■ **Stated goal**
Give every line again exactly as it appears, please, but not the pictures.

☆ ☆ ☆ ☆ ☆ ☆ ☆

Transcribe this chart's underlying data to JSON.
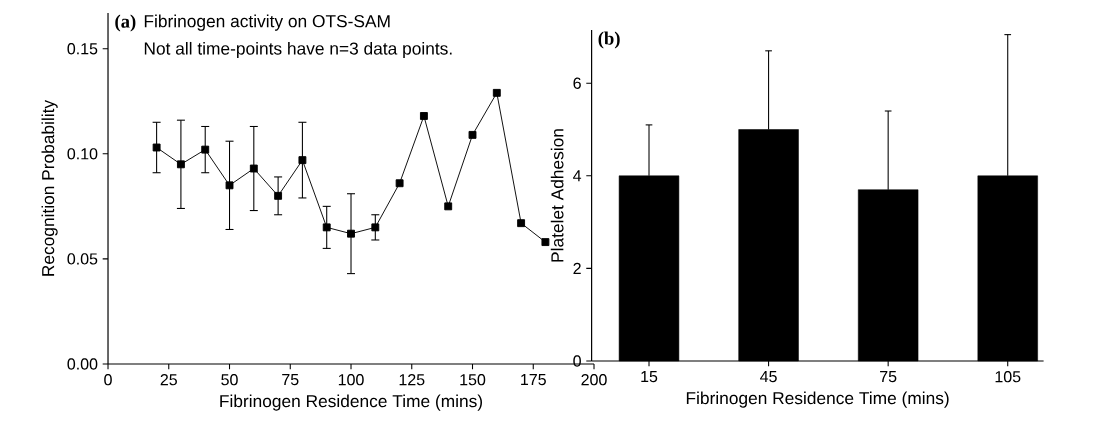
{
  "chart_data": [
    {
      "type": "line",
      "title": "(a)",
      "annotations": [
        "Fibrinogen activity on OTS-SAM",
        "Not all time-points have n=3 data points."
      ],
      "xlabel": "Fibrinogen Residence Time (mins)",
      "ylabel": "Recognition Probability",
      "x": [
        20,
        30,
        40,
        50,
        60,
        70,
        80,
        90,
        100,
        110,
        120,
        130,
        140,
        150,
        160,
        170,
        180
      ],
      "series": [
        {
          "color": "#000000",
          "values": [
            0.103,
            0.095,
            0.102,
            0.085,
            0.093,
            0.08,
            0.097,
            0.065,
            0.062,
            0.065,
            0.086,
            0.118,
            0.075,
            0.109,
            0.129,
            0.067,
            0.058
          ],
          "errors": [
            0.012,
            0.021,
            0.011,
            0.021,
            0.02,
            0.009,
            0.018,
            0.01,
            0.019,
            0.006,
            null,
            null,
            null,
            null,
            null,
            null,
            null
          ]
        }
      ],
      "xlim": [
        0,
        200
      ],
      "ylim": [
        0,
        0.167
      ],
      "xticks": [
        0,
        25,
        50,
        75,
        100,
        125,
        150,
        175,
        200
      ],
      "yticks": [
        {
          "value": 0,
          "label": "0.00"
        },
        {
          "value": 0.05,
          "label": "0.05"
        },
        {
          "value": 0.1,
          "label": "0.10"
        },
        {
          "value": 0.15,
          "label": "0.15"
        }
      ],
      "marker": "square",
      "line_style": "solid",
      "grid": false
    },
    {
      "type": "bar",
      "title": "(b)",
      "xlabel": "Fibrinogen Residence Time (mins)",
      "ylabel": "Platelet Adhesion",
      "categories": [
        "15",
        "45",
        "75",
        "105"
      ],
      "values": [
        4.0,
        5.0,
        3.7,
        4.0
      ],
      "color": "#000000",
      "errors": [
        [
          4.0,
          5.1
        ],
        [
          5.0,
          6.7
        ],
        [
          3.7,
          5.4
        ],
        [
          4.0,
          7.05
        ]
      ],
      "ylim": [
        0,
        7.15
      ],
      "yticks": [
        0,
        2,
        4,
        6
      ],
      "grid": false
    }
  ]
}
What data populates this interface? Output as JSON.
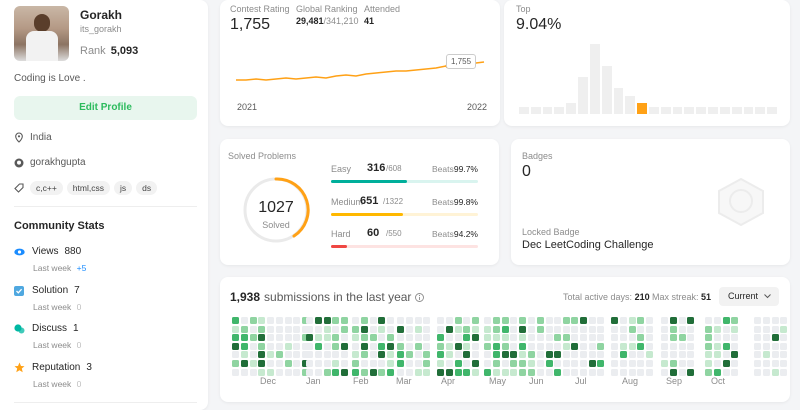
{
  "profile": {
    "name": "Gorakh",
    "username": "its_gorakh",
    "rank_label": "Rank",
    "rank_value": "5,093",
    "bio": "Coding is Love .",
    "edit_button": "Edit Profile",
    "location": "India",
    "github": "gorakhgupta",
    "skills": [
      "c,c++",
      "html,css",
      "js",
      "ds"
    ]
  },
  "community": {
    "title": "Community Stats",
    "items": [
      {
        "label": "Views",
        "value": "880",
        "week_label": "Last week",
        "week_value": "+5",
        "icon": "eye-icon",
        "color": "#1a8cff"
      },
      {
        "label": "Solution",
        "value": "7",
        "week_label": "Last week",
        "week_value": "0",
        "icon": "check-square-icon",
        "color": "#4fa8e0"
      },
      {
        "label": "Discuss",
        "value": "1",
        "week_label": "Last week",
        "week_value": "0",
        "icon": "chat-icon",
        "color": "#00b8a3"
      },
      {
        "label": "Reputation",
        "value": "3",
        "week_label": "Last week",
        "week_value": "0",
        "icon": "star-icon",
        "color": "#ffa116"
      }
    ]
  },
  "contest": {
    "rating_label": "Contest Rating",
    "rating_value": "1,755",
    "global_label": "Global Ranking",
    "global_value": "29,481",
    "global_total": "/341,210",
    "attended_label": "Attended",
    "attended_value": "41",
    "tooltip": "1,755",
    "x_start": "2021",
    "x_end": "2022"
  },
  "top": {
    "label": "Top",
    "value": "9.04%",
    "histogram": [
      2,
      2,
      2,
      2,
      3,
      10,
      19,
      13,
      7,
      5,
      3,
      2,
      2,
      2,
      2,
      2,
      2,
      2,
      2,
      2,
      2,
      2
    ],
    "highlight_index": 10
  },
  "solved": {
    "title": "Solved Problems",
    "count": "1027",
    "count_label": "Solved",
    "rows": [
      {
        "label": "Easy",
        "value": "316",
        "total": "/608",
        "beats_label": "Beats",
        "beats": "99.7%",
        "color": "#00af9b",
        "track": "#d9f4ef",
        "fraction": 0.52
      },
      {
        "label": "Medium",
        "value": "651",
        "total": "/1322",
        "beats_label": "Beats",
        "beats": "99.8%",
        "color": "#ffb800",
        "track": "#fff3d6",
        "fraction": 0.49
      },
      {
        "label": "Hard",
        "value": "60",
        "total": "/550",
        "beats_label": "Beats",
        "beats": "94.2%",
        "color": "#ef4743",
        "track": "#fde3e2",
        "fraction": 0.11
      }
    ]
  },
  "badges": {
    "label": "Badges",
    "count": "0",
    "locked_label": "Locked Badge",
    "locked_name": "Dec LeetCoding Challenge"
  },
  "submissions": {
    "count": "1,938",
    "text": "submissions in the last year",
    "active_label": "Total active days:",
    "active_value": "210",
    "streak_label": "Max streak:",
    "streak_value": "51",
    "dropdown": "Current",
    "months": [
      "Dec",
      "Jan",
      "Feb",
      "Mar",
      "Apr",
      "May",
      "Jun",
      "Jul",
      "Aug",
      "Sep",
      "Oct"
    ]
  }
}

☆ ☆ ☆ ☆ ☆ ☆ ☆

■ **Correct output**
Transcribe this chart's underlying data to JSON.
{
  "chart_data": [
    {
      "type": "line",
      "title": "(a)",
      "annotations": [
        "Fibrinogen activity on OTS-SAM",
        "Not all time-points have n=3 data points."
      ],
      "xlabel": "Fibrinogen Residence Time (mins)",
      "ylabel": "Recognition Probability",
      "x": [
        20,
        30,
        40,
        50,
        60,
        70,
        80,
        90,
        100,
        110,
        120,
        130,
        140,
        150,
        160,
        170,
        180
      ],
      "series": [
        {
          "color": "#000000",
          "values": [
            0.103,
            0.095,
            0.102,
            0.085,
            0.093,
            0.08,
            0.097,
            0.065,
            0.062,
            0.065,
            0.086,
            0.118,
            0.075,
            0.109,
            0.129,
            0.067,
            0.058
          ],
          "errors": [
            0.012,
            0.021,
            0.011,
            0.021,
            0.02,
            0.009,
            0.018,
            0.01,
            0.019,
            0.006,
            null,
            null,
            null,
            null,
            null,
            null,
            null
          ]
        }
      ],
      "xlim": [
        0,
        200
      ],
      "ylim": [
        0,
        0.167
      ],
      "xticks": [
        0,
        25,
        50,
        75,
        100,
        125,
        150,
        175,
        200
      ],
      "yticks": [
        {
          "value": 0,
          "label": "0.00"
        },
        {
          "value": 0.05,
          "label": "0.05"
        },
        {
          "value": 0.1,
          "label": "0.10"
        },
        {
          "value": 0.15,
          "label": "0.15"
        }
      ],
      "marker": "square",
      "line_style": "solid",
      "grid": false
    },
    {
      "type": "bar",
      "title": "(b)",
      "xlabel": "Fibrinogen Residence Time (mins)",
      "ylabel": "Platelet Adhesion",
      "categories": [
        "15",
        "45",
        "75",
        "105"
      ],
      "values": [
        4.0,
        5.0,
        3.7,
        4.0
      ],
      "color": "#000000",
      "errors": [
        [
          4.0,
          5.1
        ],
        [
          5.0,
          6.7
        ],
        [
          3.7,
          5.4
        ],
        [
          4.0,
          7.05
        ]
      ],
      "ylim": [
        0,
        7.15
      ],
      "yticks": [
        0,
        2,
        4,
        6
      ],
      "grid": false
    }
  ]
}
What data populates this interface? Output as JSON.
{
  "profile": {
    "name": "Gorakh",
    "username": "its_gorakh",
    "rank_label": "Rank",
    "rank_value": "5,093",
    "bio": "Coding is Love .",
    "edit_button": "Edit Profile",
    "location": "India",
    "github": "gorakhgupta",
    "skills": [
      "c,c++",
      "html,css",
      "js",
      "ds"
    ]
  },
  "community": {
    "title": "Community Stats",
    "items": [
      {
        "label": "Views",
        "value": "880",
        "week_label": "Last week",
        "week_value": "+5",
        "icon": "eye-icon",
        "color": "#1a8cff"
      },
      {
        "label": "Solution",
        "value": "7",
        "week_label": "Last week",
        "week_value": "0",
        "icon": "check-square-icon",
        "color": "#4fa8e0"
      },
      {
        "label": "Discuss",
        "value": "1",
        "week_label": "Last week",
        "week_value": "0",
        "icon": "chat-icon",
        "color": "#00b8a3"
      },
      {
        "label": "Reputation",
        "value": "3",
        "week_label": "Last week",
        "week_value": "0",
        "icon": "star-icon",
        "color": "#ffa116"
      }
    ]
  },
  "contest": {
    "rating_label": "Contest Rating",
    "rating_value": "1,755",
    "global_label": "Global Ranking",
    "global_value": "29,481",
    "global_total": "/341,210",
    "attended_label": "Attended",
    "attended_value": "41",
    "tooltip": "1,755",
    "x_start": "2021",
    "x_end": "2022"
  },
  "top": {
    "label": "Top",
    "value": "9.04%",
    "histogram": [
      2,
      2,
      2,
      2,
      3,
      10,
      19,
      13,
      7,
      5,
      3,
      2,
      2,
      2,
      2,
      2,
      2,
      2,
      2,
      2,
      2,
      2
    ],
    "highlight_index": 10
  },
  "solved": {
    "title": "Solved Problems",
    "count": "1027",
    "count_label": "Solved",
    "rows": [
      {
        "label": "Easy",
        "value": "316",
        "total": "/608",
        "beats_label": "Beats",
        "beats": "99.7%",
        "color": "#00af9b",
        "track": "#d9f4ef",
        "fraction": 0.52
      },
      {
        "label": "Medium",
        "value": "651",
        "total": "/1322",
        "beats_label": "Beats",
        "beats": "99.8%",
        "color": "#ffb800",
        "track": "#fff3d6",
        "fraction": 0.49
      },
      {
        "label": "Hard",
        "value": "60",
        "total": "/550",
        "beats_label": "Beats",
        "beats": "94.2%",
        "color": "#ef4743",
        "track": "#fde3e2",
        "fraction": 0.11
      }
    ]
  },
  "badges": {
    "label": "Badges",
    "count": "0",
    "locked_label": "Locked Badge",
    "locked_name": "Dec LeetCoding Challenge"
  },
  "submissions": {
    "count": "1,938",
    "text": "submissions in the last year",
    "active_label": "Total active days:",
    "active_value": "210",
    "streak_label": "Max streak:",
    "streak_value": "51",
    "dropdown": "Current",
    "months": [
      "Dec",
      "Jan",
      "Feb",
      "Mar",
      "Apr",
      "May",
      "Jun",
      "Jul",
      "Aug",
      "Sep",
      "Oct"
    ]
  }
}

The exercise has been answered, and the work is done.